▸ SET EXERCISE: Determine how many lines include the string "transformation". Output that number only.

▸ GIVEN INFORMATION:
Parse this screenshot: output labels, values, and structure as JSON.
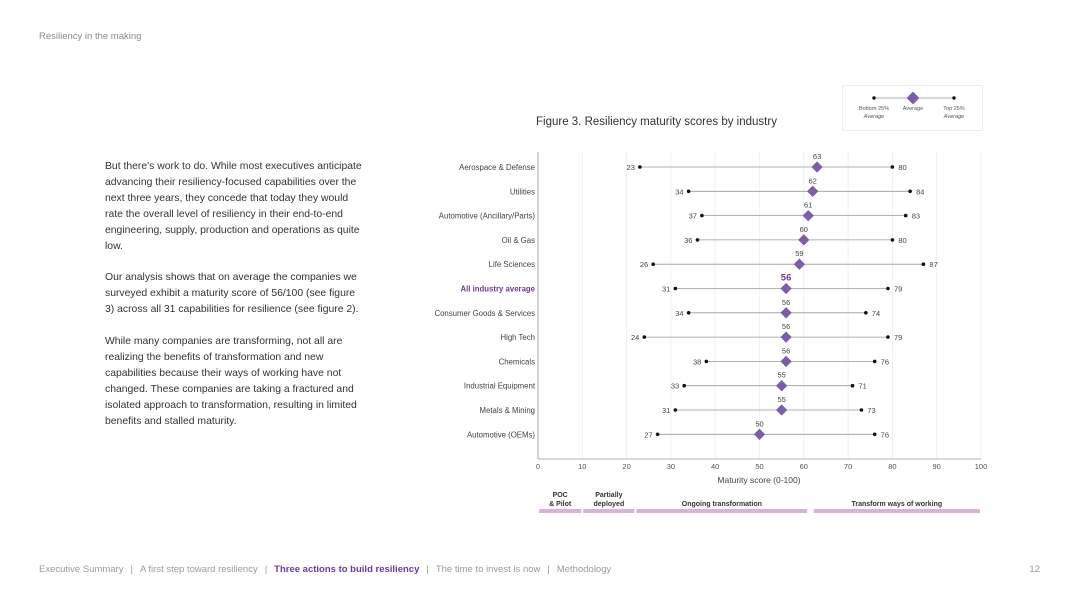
{
  "header": {
    "title": "Resiliency in the making"
  },
  "body": {
    "paragraphs": [
      "But there's work to do. While most executives anticipate advancing their resiliency-focused capabilities over the next three years, they concede that today they would rate the overall level of resiliency in their end-to-end engineering, supply, production and operations as quite low.",
      "Our analysis shows that on average the companies we surveyed exhibit a maturity score of 56/100 (see figure 3) across all 31 capabilities for resilience (see figure 2).",
      "While many companies are transforming, not all are realizing the benefits of transformation and new capabilities because their ways of working have not changed. These companies are taking a fractured and isolated approach to transformation, resulting in limited benefits and stalled maturity."
    ]
  },
  "figure": {
    "title": "Figure 3. Resiliency maturity scores by industry"
  },
  "legend": {
    "bottom_label_1": "Bottom 25%",
    "bottom_label_2": "Average",
    "average_label": "Average",
    "top_label_1": "Top 25%",
    "top_label_2": "Average"
  },
  "colors": {
    "accent": "#7b5ea7",
    "accent_text": "#6e3a9a",
    "whisker": "#999999",
    "stage_bar": "#d8b3d8"
  },
  "chart_data": {
    "type": "dot-range",
    "categories": [
      "Aerospace & Defense",
      "Utilities",
      "Automotive (Ancillary/Parts)",
      "Oil & Gas",
      "Life Sciences",
      "All industry average",
      "Consumer Goods & Services",
      "High Tech",
      "Chemicals",
      "Industrial Equipment",
      "Metals & Mining",
      "Automotive (OEMs)"
    ],
    "highlight": "All industry average",
    "series": [
      {
        "name": "Bottom 25% Average",
        "values": [
          23,
          34,
          37,
          36,
          26,
          31,
          34,
          24,
          38,
          33,
          31,
          27
        ]
      },
      {
        "name": "Average",
        "values": [
          63,
          62,
          61,
          60,
          59,
          56,
          56,
          56,
          56,
          55,
          55,
          50
        ]
      },
      {
        "name": "Top 25% Average",
        "values": [
          80,
          84,
          83,
          80,
          87,
          79,
          74,
          79,
          76,
          71,
          73,
          76
        ]
      }
    ],
    "xlabel": "Maturity score (0-100)",
    "xlim": [
      0,
      100
    ],
    "xticks": [
      "0",
      "10",
      "20",
      "30",
      "40",
      "50",
      "60",
      "70",
      "80",
      "90",
      "100"
    ],
    "grid": true,
    "legend_position": "top-right",
    "stages": [
      {
        "label": "POC & Pilot",
        "start": 0,
        "end": 10
      },
      {
        "label": "Partially deployed",
        "start": 10,
        "end": 22
      },
      {
        "label": "Ongoing transformation",
        "start": 22,
        "end": 61
      },
      {
        "label": "Transform ways of working",
        "start": 62,
        "end": 100
      }
    ]
  },
  "footer": {
    "items": [
      {
        "label": "Executive Summary",
        "active": false
      },
      {
        "label": "A first step toward resiliency",
        "active": false
      },
      {
        "label": "Three actions to build resiliency",
        "active": true
      },
      {
        "label": "The time to invest is now",
        "active": false
      },
      {
        "label": "Methodology",
        "active": false
      }
    ],
    "separator": "|",
    "page_number": "12"
  }
}
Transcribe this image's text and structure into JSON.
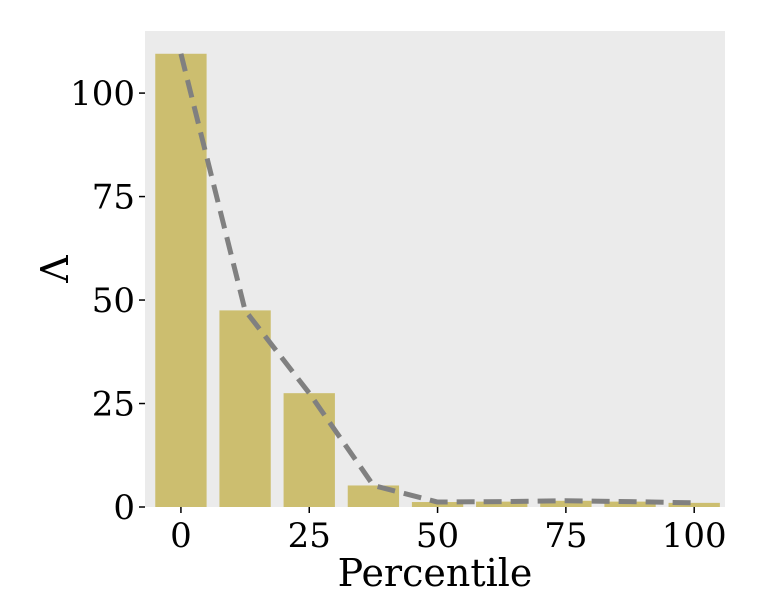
{
  "chart_data": {
    "type": "bar",
    "title": "",
    "xlabel": "Percentile",
    "ylabel": "Λ",
    "x": [
      0,
      12.5,
      25,
      37.5,
      50,
      62.5,
      75,
      87.5,
      100
    ],
    "series": [
      {
        "type": "bar",
        "values": [
          109.5,
          47.5,
          27.5,
          5.2,
          1.2,
          1.3,
          1.5,
          1.3,
          1.0
        ],
        "color": "#ccbe6f"
      },
      {
        "type": "line",
        "style": "dashed",
        "values": [
          109.5,
          47.5,
          27.5,
          5.2,
          1.2,
          1.3,
          1.5,
          1.3,
          1.0
        ],
        "color": "#808080"
      }
    ],
    "xticks": [
      "0",
      "25",
      "50",
      "75",
      "100"
    ],
    "yticks": [
      "0",
      "25",
      "50",
      "75",
      "100"
    ],
    "xlim": [
      -7,
      106
    ],
    "ylim": [
      0,
      115
    ],
    "grid": false,
    "background": "#ebebeb"
  }
}
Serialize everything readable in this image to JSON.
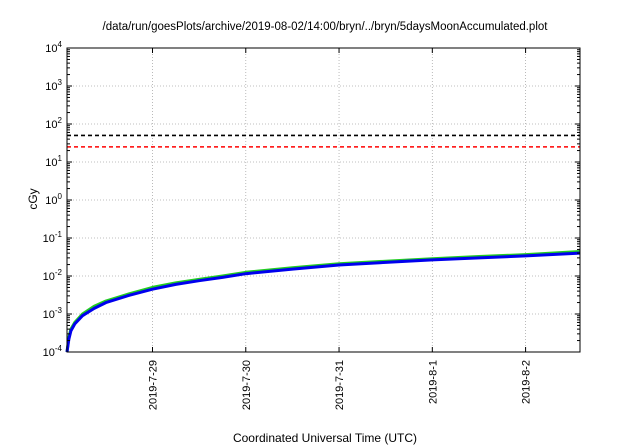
{
  "chart_data": {
    "type": "line",
    "title": "/data/run/goesPlots/archive/2019-08-02/14:00/bryn/../bryn/5daysMoonAccumulated.plot",
    "xlabel": "Coordinated Universal Time (UTC)",
    "ylabel": "cGy",
    "yscale": "log",
    "ylim": [
      0.0001,
      10000
    ],
    "xlim": [
      "2019-07-28T02:00",
      "2019-08-02T14:00"
    ],
    "grid": true,
    "x_ticks": [
      {
        "value": "2019-07-29",
        "label": "2019-7-29"
      },
      {
        "value": "2019-07-30",
        "label": "2019-7-30"
      },
      {
        "value": "2019-07-31",
        "label": "2019-7-31"
      },
      {
        "value": "2019-08-01",
        "label": "2019-8-1"
      },
      {
        "value": "2019-08-02",
        "label": "2019-8-2"
      }
    ],
    "y_ticks": [
      {
        "value": 0.0001,
        "base": "10",
        "exp": "-4"
      },
      {
        "value": 0.001,
        "base": "10",
        "exp": "-3"
      },
      {
        "value": 0.01,
        "base": "10",
        "exp": "-2"
      },
      {
        "value": 0.1,
        "base": "10",
        "exp": "-1"
      },
      {
        "value": 1,
        "base": "10",
        "exp": "0"
      },
      {
        "value": 10,
        "base": "10",
        "exp": "1"
      },
      {
        "value": 100,
        "base": "10",
        "exp": "2"
      },
      {
        "value": 1000,
        "base": "10",
        "exp": "3"
      },
      {
        "value": 10000,
        "base": "10",
        "exp": "4"
      }
    ],
    "reference_lines": [
      {
        "value": 50,
        "color": "#000000",
        "style": "dashed"
      },
      {
        "value": 25,
        "color": "#ff0000",
        "style": "dashed"
      }
    ],
    "series": [
      {
        "color": "#22cc22",
        "x": [
          "2019-07-28T02:00",
          "2019-07-28T02:30",
          "2019-07-28T03:00",
          "2019-07-28T04:00",
          "2019-07-28T06:00",
          "2019-07-28T09:00",
          "2019-07-28T12:00",
          "2019-07-28T18:00",
          "2019-07-29T00:00",
          "2019-07-29T06:00",
          "2019-07-29T12:00",
          "2019-07-29T18:00",
          "2019-07-30T00:00",
          "2019-07-30T12:00",
          "2019-07-31T00:00",
          "2019-07-31T12:00",
          "2019-08-01T00:00",
          "2019-08-01T12:00",
          "2019-08-02T00:00",
          "2019-08-02T14:00"
        ],
        "y": [
          0.0001,
          0.00025,
          0.0004,
          0.0006,
          0.001,
          0.0016,
          0.0022,
          0.0034,
          0.005,
          0.0066,
          0.0082,
          0.01,
          0.0125,
          0.0165,
          0.021,
          0.0245,
          0.0285,
          0.0325,
          0.0365,
          0.044
        ]
      },
      {
        "color": "#0000ee",
        "x": [
          "2019-07-28T02:00",
          "2019-07-28T02:30",
          "2019-07-28T03:00",
          "2019-07-28T04:00",
          "2019-07-28T06:00",
          "2019-07-28T09:00",
          "2019-07-28T12:00",
          "2019-07-28T18:00",
          "2019-07-29T00:00",
          "2019-07-29T06:00",
          "2019-07-29T12:00",
          "2019-07-29T18:00",
          "2019-07-30T00:00",
          "2019-07-30T12:00",
          "2019-07-31T00:00",
          "2019-07-31T12:00",
          "2019-08-01T00:00",
          "2019-08-01T12:00",
          "2019-08-02T00:00",
          "2019-08-02T14:00"
        ],
        "y": [
          0.0001,
          0.00022,
          0.00036,
          0.00055,
          0.0009,
          0.0014,
          0.002,
          0.0031,
          0.0045,
          0.006,
          0.0075,
          0.0092,
          0.0115,
          0.0152,
          0.0195,
          0.0228,
          0.0265,
          0.03,
          0.0338,
          0.04
        ]
      }
    ]
  }
}
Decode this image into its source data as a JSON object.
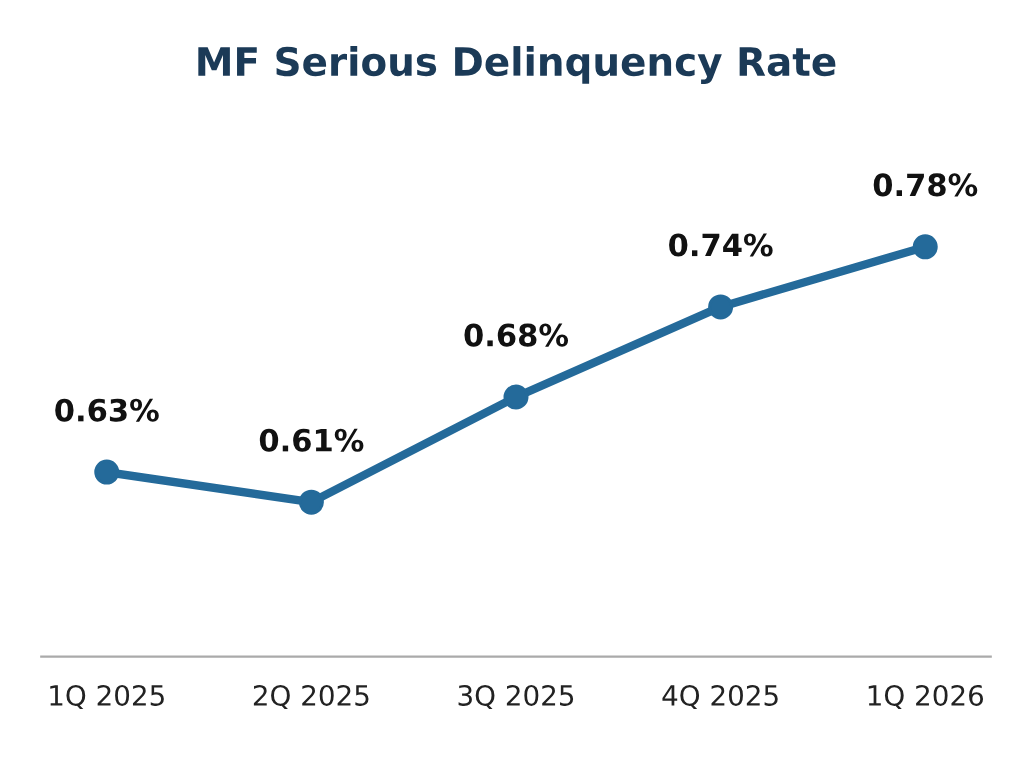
{
  "chart_data": {
    "type": "line",
    "title": "MF Serious Delinquency Rate",
    "categories": [
      "1Q 2025",
      "2Q 2025",
      "3Q 2025",
      "4Q 2025",
      "1Q 2026"
    ],
    "values": [
      0.63,
      0.61,
      0.68,
      0.74,
      0.78
    ],
    "value_labels": [
      "0.63%",
      "0.61%",
      "0.68%",
      "0.74%",
      "0.78%"
    ],
    "color": "#246a9a",
    "marker": "circle",
    "line_style": "solid",
    "grid": false,
    "legend": false,
    "tick_labels": "x"
  }
}
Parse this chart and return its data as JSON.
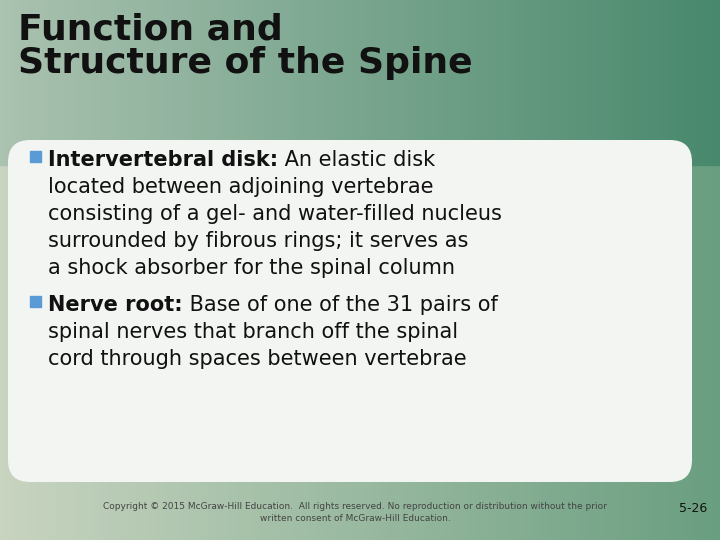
{
  "title_line1": "Function and",
  "title_line2": "Structure of the Spine",
  "bullet1_bold": "Intervertebral disk:",
  "bullet1_rest": " An elastic disk",
  "bullet1_lines": [
    "located between adjoining vertebrae",
    "consisting of a gel- and water-filled nucleus",
    "surrounded by fibrous rings; it serves as",
    "a shock absorber for the spinal column"
  ],
  "bullet2_bold": "Nerve root:",
  "bullet2_rest": " Base of one of the 31 pairs of",
  "bullet2_lines": [
    "spinal nerves that branch off the spinal",
    "cord through spaces between vertebrae"
  ],
  "footer_text": "Copyright © 2015 McGraw-Hill Education.  All rights reserved. No reproduction or distribution without the prior\nwritten consent of McGraw-Hill Education.",
  "page_number": "5-26",
  "title_color": "#111111",
  "text_color": "#111111",
  "bullet_sq_color": "#5b9bd5",
  "content_box_color": "#f2f5f2",
  "footer_color": "#444444"
}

▸ COMPLETED EXERCISE: 2